**Task instructions:** Please give all the rows below again with "list-item" swapped for "bullet-item" and everything else unchanged. Leave the pictures out.

--*--

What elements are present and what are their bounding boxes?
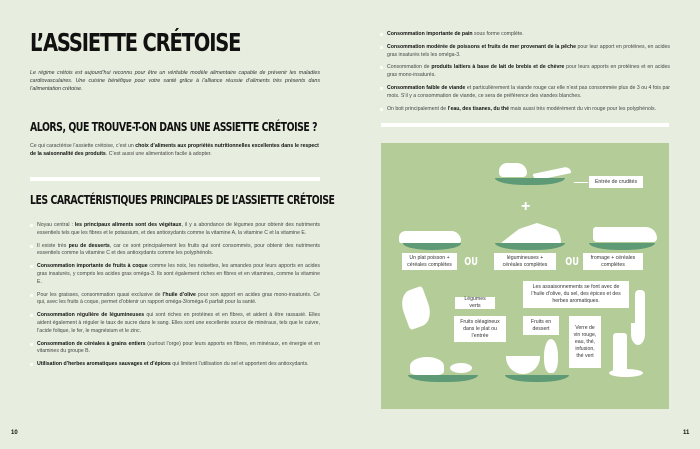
or-label: OU — [565, 255, 580, 268]
olive-oil-bottle-icon — [635, 290, 645, 326]
green-vegetables-icon — [397, 286, 434, 331]
teapot-icon — [613, 333, 627, 373]
list-item: Consommation de céréales à grains entiers (surtout l’orge) pour leurs apports en fibres, en minéraux, en énergie et en vitamines du groupe B. — [30, 341, 320, 357]
page-number: 10 — [11, 430, 18, 436]
section-what-text: Ce qui caractérise l’assiette crétoise, c’est un choix d’aliments aux propriétés nutritionnelles excellentes dans le respect de la saisonnalité des produits. C’est aussi une alimentation facile à adopter. — [30, 143, 319, 157]
list-item: Utilisation d’herbes aromatiques sauvages et d’épices qui limitent l’utilisation du sel et apportent des antioxydants. — [30, 361, 320, 369]
label-green-vegetables: Légumes verts — [455, 297, 495, 309]
banana-icon — [506, 356, 540, 374]
right-list — [380, 31, 670, 118]
intro-text: Le régime crétois est aujourd’hui reconnu pour être un véritable modèle alimentaire capable de prévenir les maladies cardiovasculaires. Une cuisine bénéfique pour votre santé grâce à l’alliance réussie d’aliments très présents dans l’alimentation crétoise. — [30, 70, 320, 93]
label-nuts: Fruits oléagineux dans le plat ou l’entrée — [454, 316, 506, 342]
tea-cup-icon — [609, 369, 643, 377]
pineapple-icon — [544, 339, 558, 373]
arrow-icon — [574, 182, 588, 183]
right-page — [350, 0, 700, 449]
list-item: Consommation importante de pain sous forme complète. — [380, 31, 670, 39]
fish-icon — [399, 231, 461, 243]
section-heading-what: ALORS, QUE TROUVE-T-ON DANS UNE ASSIETTE CRÉTOISE ? — [30, 120, 318, 134]
almonds-icon — [450, 363, 472, 373]
list-item: Consommation importante de fruits à coque comme les noix, les noisettes, les amandes pour leurs apports en acides gras insaturés, y compris les acides gras oméga-3. Ils sont également riches en fibres et en vitamines, comme la vitamine E. — [30, 263, 320, 286]
divider — [30, 177, 320, 181]
wine-glass-icon — [631, 323, 645, 345]
section-heading-characteristics: LES CARACTÉRISTIQUES PRINCIPALES DE L’ASSIETTE CRÉTOISE — [30, 193, 335, 207]
label-fruits: Fruits en dessert — [523, 316, 559, 335]
starter-plate-icon — [495, 178, 565, 185]
cheese-bread-icon — [593, 227, 657, 242]
or-label: OU — [464, 255, 479, 268]
salad-icon — [499, 163, 527, 177]
grain-icon — [501, 223, 561, 243]
list-item: Noyau central : les principaux aliments sont des végétaux, il y a abondance de légumes pour obtenir des nutriments essentiels tels que les fibres et le potassium, et des antioxydants comme la vitamine A, la vitamine C et la vitamine E. — [30, 222, 320, 238]
list-item: Pour les graisses, consommation quasi exclusive de l’huile d’olive pour son apport en acides gras mono-insaturés. Ce qui, avec les fruits à coque, permet d’obtenir un rapport oméga-3/oméga-6 parfait pour la santé. — [30, 292, 320, 308]
characteristics-list — [30, 222, 320, 374]
label-seasoning: Les assaisonnements se font avec de l’huile d’olive, du sel, des épices et des herbes aromatiques. — [523, 281, 629, 308]
cretan-plate-infographic — [381, 143, 669, 409]
label-starter: Entrée de crudités — [589, 176, 643, 188]
plus-icon: + — [521, 198, 531, 215]
nuts-icon — [410, 357, 444, 375]
fish-plate-icon — [403, 243, 461, 250]
label-fish-option: Un plat poisson + céréales complètes — [402, 253, 457, 270]
page-title: L’ASSIETTE CRÉTOISE — [30, 28, 241, 57]
legume-plate-icon — [495, 243, 565, 250]
label-drinks: Verre de vin rouge, eau, thé, infusion, thé vert — [569, 316, 601, 368]
divider — [381, 123, 669, 127]
list-item: On boit principalement de l’eau, des tisanes, du thé mais aussi très modérément du vin rouge pour les polyphénols. — [380, 106, 670, 114]
nuts-plate-icon — [408, 375, 478, 382]
list-item: Consommation modérée de poissons et fruits de mer provenant de la pêche pour leur apport en protéines, en acides gras insaturés tels les oméga-3. — [380, 44, 670, 60]
list-item: Consommation régulière de légumineuses qui sont riches en protéines et en fibres, et aident à être rassasié. Elles aident également à réguler le taux de sucre dans le sang. Elles sont une excellente source de minéraux, tels que le cuivre, l’acide folique, le fer, le magnésium et le zinc. — [30, 312, 320, 335]
label-legume-option: légumineuses + céréales complètes — [494, 253, 556, 270]
fruit-plate-icon — [505, 375, 569, 382]
list-item: Consommation faible de viande et particulièrement la viande rouge car elle n’est pas consommée plus de 3 ou 4 fois par mois. S’il y a consommation de viande, ce sera de préférence des viandes blanches. — [380, 85, 670, 101]
list-item: Consommation de produits laitiers à base de lait de brebis et de chèvre pour leurs apports en protéines et en acides gras mono-insaturés. — [380, 64, 670, 80]
page-number: 11 — [683, 430, 690, 436]
label-cheese-option: fromage + céréales complètes — [583, 253, 643, 270]
list-item: Il existe très peu de desserts, car ce sont principalement les fruits qui sont consommés, pour obtenir des nutriments essentiels comme la vitamine C et des antioxydants comme les polyphénols. — [30, 243, 320, 259]
cheese-plate-icon — [589, 243, 655, 250]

--*--

**Exercise solution:**
What elements are present and what are their bounding boxes?
or-label: OU — [565, 255, 580, 268]
olive-oil-bottle-icon — [635, 290, 645, 326]
green-vegetables-icon — [397, 286, 434, 331]
teapot-icon — [613, 333, 627, 373]
bullet-item: Consommation de céréales à grains entiers (surtout l’orge) pour leurs apports en fibres, en minéraux, en énergie et en vitamines du groupe B. — [30, 341, 320, 357]
page-number: 10 — [11, 430, 18, 436]
section-what-text: Ce qui caractérise l’assiette crétoise, c’est un choix d’aliments aux propriétés nutritionnelles excellentes dans le respect de la saisonnalité des produits. C’est aussi une alimentation facile à adopter. — [30, 143, 319, 157]
bullet-item: Utilisation d’herbes aromatiques sauvages et d’épices qui limitent l’utilisation du sel et apportent des antioxydants. — [30, 361, 320, 369]
label-green-vegetables: Légumes verts — [455, 297, 495, 309]
banana-icon — [506, 356, 540, 374]
right-list — [380, 31, 670, 118]
intro-text: Le régime crétois est aujourd’hui reconnu pour être un véritable modèle alimentaire capable de prévenir les maladies cardiovasculaires. Une cuisine bénéfique pour votre santé grâce à l’alliance réussie d’aliments très présents dans l’alimentation crétoise. — [30, 70, 320, 93]
label-nuts: Fruits oléagineux dans le plat ou l’entrée — [454, 316, 506, 342]
tea-cup-icon — [609, 369, 643, 377]
pineapple-icon — [544, 339, 558, 373]
arrow-icon — [574, 182, 588, 183]
right-page — [350, 0, 700, 449]
bullet-item: Consommation importante de pain sous forme complète. — [380, 31, 670, 39]
fish-icon — [399, 231, 461, 243]
section-heading-what: ALORS, QUE TROUVE-T-ON DANS UNE ASSIETTE CRÉTOISE ? — [30, 120, 318, 134]
almonds-icon — [450, 363, 472, 373]
bullet-item: Consommation importante de fruits à coque comme les noix, les noisettes, les amandes pour leurs apports en acides gras insaturés, y compris les acides gras oméga-3. Ils sont également riches en fibres et en vitamines, comme la vitamine E. — [30, 263, 320, 286]
divider — [30, 177, 320, 181]
wine-glass-icon — [631, 323, 645, 345]
section-heading-characteristics: LES CARACTÉRISTIQUES PRINCIPALES DE L’ASSIETTE CRÉTOISE — [30, 193, 335, 207]
label-fruits: Fruits en dessert — [523, 316, 559, 335]
starter-plate-icon — [495, 178, 565, 185]
cheese-bread-icon — [593, 227, 657, 242]
or-label: OU — [464, 255, 479, 268]
salad-icon — [499, 163, 527, 177]
grain-icon — [501, 223, 561, 243]
bullet-item: Noyau central : les principaux aliments sont des végétaux, il y a abondance de légumes pour obtenir des nutriments essentiels tels que les fibres et le potassium, et des antioxydants comme la vitamine A, la vitamine C et la vitamine E. — [30, 222, 320, 238]
bullet-item: Pour les graisses, consommation quasi exclusive de l’huile d’olive pour son apport en acides gras mono-insaturés. Ce qui, avec les fruits à coque, permet d’obtenir un rapport oméga-3/oméga-6 parfait pour la santé. — [30, 292, 320, 308]
characteristics-list — [30, 222, 320, 374]
label-seasoning: Les assaisonnements se font avec de l’huile d’olive, du sel, des épices et des herbes aromatiques. — [523, 281, 629, 308]
cretan-plate-infographic — [381, 143, 669, 409]
label-starter: Entrée de crudités — [589, 176, 643, 188]
plus-icon: + — [521, 198, 531, 215]
nuts-icon — [410, 357, 444, 375]
fish-plate-icon — [403, 243, 461, 250]
label-fish-option: Un plat poisson + céréales complètes — [402, 253, 457, 270]
page-title: L’ASSIETTE CRÉTOISE — [30, 28, 241, 57]
legume-plate-icon — [495, 243, 565, 250]
label-drinks: Verre de vin rouge, eau, thé, infusion, thé vert — [569, 316, 601, 368]
divider — [381, 123, 669, 127]
bullet-item: On boit principalement de l’eau, des tisanes, du thé mais aussi très modérément du vin rouge pour les polyphénols. — [380, 106, 670, 114]
nuts-plate-icon — [408, 375, 478, 382]
bullet-item: Consommation modérée de poissons et fruits de mer provenant de la pêche pour leur apport en protéines, en acides gras insaturés tels les oméga-3. — [380, 44, 670, 60]
bullet-item: Consommation régulière de légumineuses qui sont riches en protéines et en fibres, et aident à être rassasié. Elles aident également à réguler le taux de sucre dans le sang. Elles sont une excellente source de minéraux, tels que le cuivre, l’acide folique, le fer, le magnésium et le zinc. — [30, 312, 320, 335]
label-legume-option: légumineuses + céréales complètes — [494, 253, 556, 270]
fruit-plate-icon — [505, 375, 569, 382]
bullet-item: Consommation faible de viande et particulièrement la viande rouge car elle n’est pas consommée plus de 3 ou 4 fois par mois. S’il y a consommation de viande, ce sera de préférence des viandes blanches. — [380, 85, 670, 101]
bullet-item: Consommation de produits laitiers à base de lait de brebis et de chèvre pour leurs apports en protéines et en acides gras mono-insaturés. — [380, 64, 670, 80]
page-number: 11 — [683, 430, 690, 436]
label-cheese-option: fromage + céréales complètes — [583, 253, 643, 270]
bullet-item: Il existe très peu de desserts, car ce sont principalement les fruits qui sont consommés, pour obtenir des nutriments essentiels comme la vitamine C et des antioxydants comme les polyphénols. — [30, 243, 320, 259]
cheese-plate-icon — [589, 243, 655, 250]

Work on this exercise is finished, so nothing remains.